Short task
Check each line of the listing below for the word "title" and say how many lines have it. Nothing else should be written.

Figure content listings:
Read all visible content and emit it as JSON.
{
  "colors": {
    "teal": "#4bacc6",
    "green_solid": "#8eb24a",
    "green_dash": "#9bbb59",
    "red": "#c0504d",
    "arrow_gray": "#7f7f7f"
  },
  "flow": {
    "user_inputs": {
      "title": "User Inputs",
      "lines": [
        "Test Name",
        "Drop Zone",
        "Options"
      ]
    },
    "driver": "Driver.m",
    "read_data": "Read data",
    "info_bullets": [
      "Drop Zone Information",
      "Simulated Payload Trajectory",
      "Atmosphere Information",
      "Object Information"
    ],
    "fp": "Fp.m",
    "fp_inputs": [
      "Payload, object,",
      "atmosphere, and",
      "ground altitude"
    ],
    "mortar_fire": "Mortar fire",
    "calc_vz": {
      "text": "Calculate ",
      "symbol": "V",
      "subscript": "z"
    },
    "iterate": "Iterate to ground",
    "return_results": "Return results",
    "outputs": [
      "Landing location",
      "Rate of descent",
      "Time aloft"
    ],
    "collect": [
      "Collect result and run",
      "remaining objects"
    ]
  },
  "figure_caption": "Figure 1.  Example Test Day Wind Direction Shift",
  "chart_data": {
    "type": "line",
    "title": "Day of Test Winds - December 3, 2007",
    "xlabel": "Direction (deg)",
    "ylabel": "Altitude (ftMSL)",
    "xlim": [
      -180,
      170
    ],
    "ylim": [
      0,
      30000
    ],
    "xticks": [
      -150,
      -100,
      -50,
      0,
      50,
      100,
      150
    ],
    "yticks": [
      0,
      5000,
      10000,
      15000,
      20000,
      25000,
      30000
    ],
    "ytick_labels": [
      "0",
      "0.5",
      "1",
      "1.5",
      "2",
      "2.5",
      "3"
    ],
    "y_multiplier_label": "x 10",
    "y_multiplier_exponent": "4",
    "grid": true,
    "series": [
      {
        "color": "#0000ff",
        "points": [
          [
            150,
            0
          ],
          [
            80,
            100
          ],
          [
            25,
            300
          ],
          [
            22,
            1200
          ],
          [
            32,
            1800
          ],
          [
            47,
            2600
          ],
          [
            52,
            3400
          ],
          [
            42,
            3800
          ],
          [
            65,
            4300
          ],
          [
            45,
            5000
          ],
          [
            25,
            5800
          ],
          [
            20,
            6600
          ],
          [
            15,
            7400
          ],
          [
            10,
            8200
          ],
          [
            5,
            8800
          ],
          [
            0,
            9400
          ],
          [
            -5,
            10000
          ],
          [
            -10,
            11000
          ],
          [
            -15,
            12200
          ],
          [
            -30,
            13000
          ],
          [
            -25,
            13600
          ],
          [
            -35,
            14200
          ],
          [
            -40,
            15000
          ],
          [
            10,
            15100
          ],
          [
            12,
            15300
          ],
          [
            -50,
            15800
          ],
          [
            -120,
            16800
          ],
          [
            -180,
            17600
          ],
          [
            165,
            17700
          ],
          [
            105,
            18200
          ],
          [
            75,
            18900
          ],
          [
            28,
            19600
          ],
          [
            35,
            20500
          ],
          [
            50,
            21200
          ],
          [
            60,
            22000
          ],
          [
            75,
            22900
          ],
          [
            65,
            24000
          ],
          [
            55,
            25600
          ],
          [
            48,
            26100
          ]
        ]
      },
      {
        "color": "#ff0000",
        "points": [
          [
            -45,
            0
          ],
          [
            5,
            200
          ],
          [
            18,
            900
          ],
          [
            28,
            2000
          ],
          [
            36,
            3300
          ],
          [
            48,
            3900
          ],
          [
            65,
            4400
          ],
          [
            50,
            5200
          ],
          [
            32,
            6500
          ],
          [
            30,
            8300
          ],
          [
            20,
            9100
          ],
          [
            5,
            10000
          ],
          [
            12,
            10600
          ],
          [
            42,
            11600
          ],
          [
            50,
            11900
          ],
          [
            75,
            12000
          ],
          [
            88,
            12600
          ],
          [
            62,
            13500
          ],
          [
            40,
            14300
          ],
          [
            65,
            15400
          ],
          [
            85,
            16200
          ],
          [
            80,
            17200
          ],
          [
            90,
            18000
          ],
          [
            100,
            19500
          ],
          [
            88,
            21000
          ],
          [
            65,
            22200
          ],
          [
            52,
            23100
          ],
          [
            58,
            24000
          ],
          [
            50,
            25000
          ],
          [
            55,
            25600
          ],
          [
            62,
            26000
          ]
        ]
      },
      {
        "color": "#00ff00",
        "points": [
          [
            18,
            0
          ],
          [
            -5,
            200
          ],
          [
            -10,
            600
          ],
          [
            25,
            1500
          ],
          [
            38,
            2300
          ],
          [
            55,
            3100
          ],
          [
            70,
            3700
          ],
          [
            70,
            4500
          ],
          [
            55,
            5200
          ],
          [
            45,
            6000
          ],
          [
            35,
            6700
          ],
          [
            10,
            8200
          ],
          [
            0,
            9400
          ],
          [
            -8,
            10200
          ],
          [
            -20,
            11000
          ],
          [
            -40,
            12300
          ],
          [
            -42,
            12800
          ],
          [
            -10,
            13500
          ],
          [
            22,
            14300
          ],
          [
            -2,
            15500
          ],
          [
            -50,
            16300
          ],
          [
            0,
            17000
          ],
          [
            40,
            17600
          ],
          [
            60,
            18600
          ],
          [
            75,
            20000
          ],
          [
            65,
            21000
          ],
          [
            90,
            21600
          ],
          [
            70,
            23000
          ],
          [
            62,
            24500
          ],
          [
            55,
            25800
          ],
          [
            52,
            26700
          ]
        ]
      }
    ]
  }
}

The response
2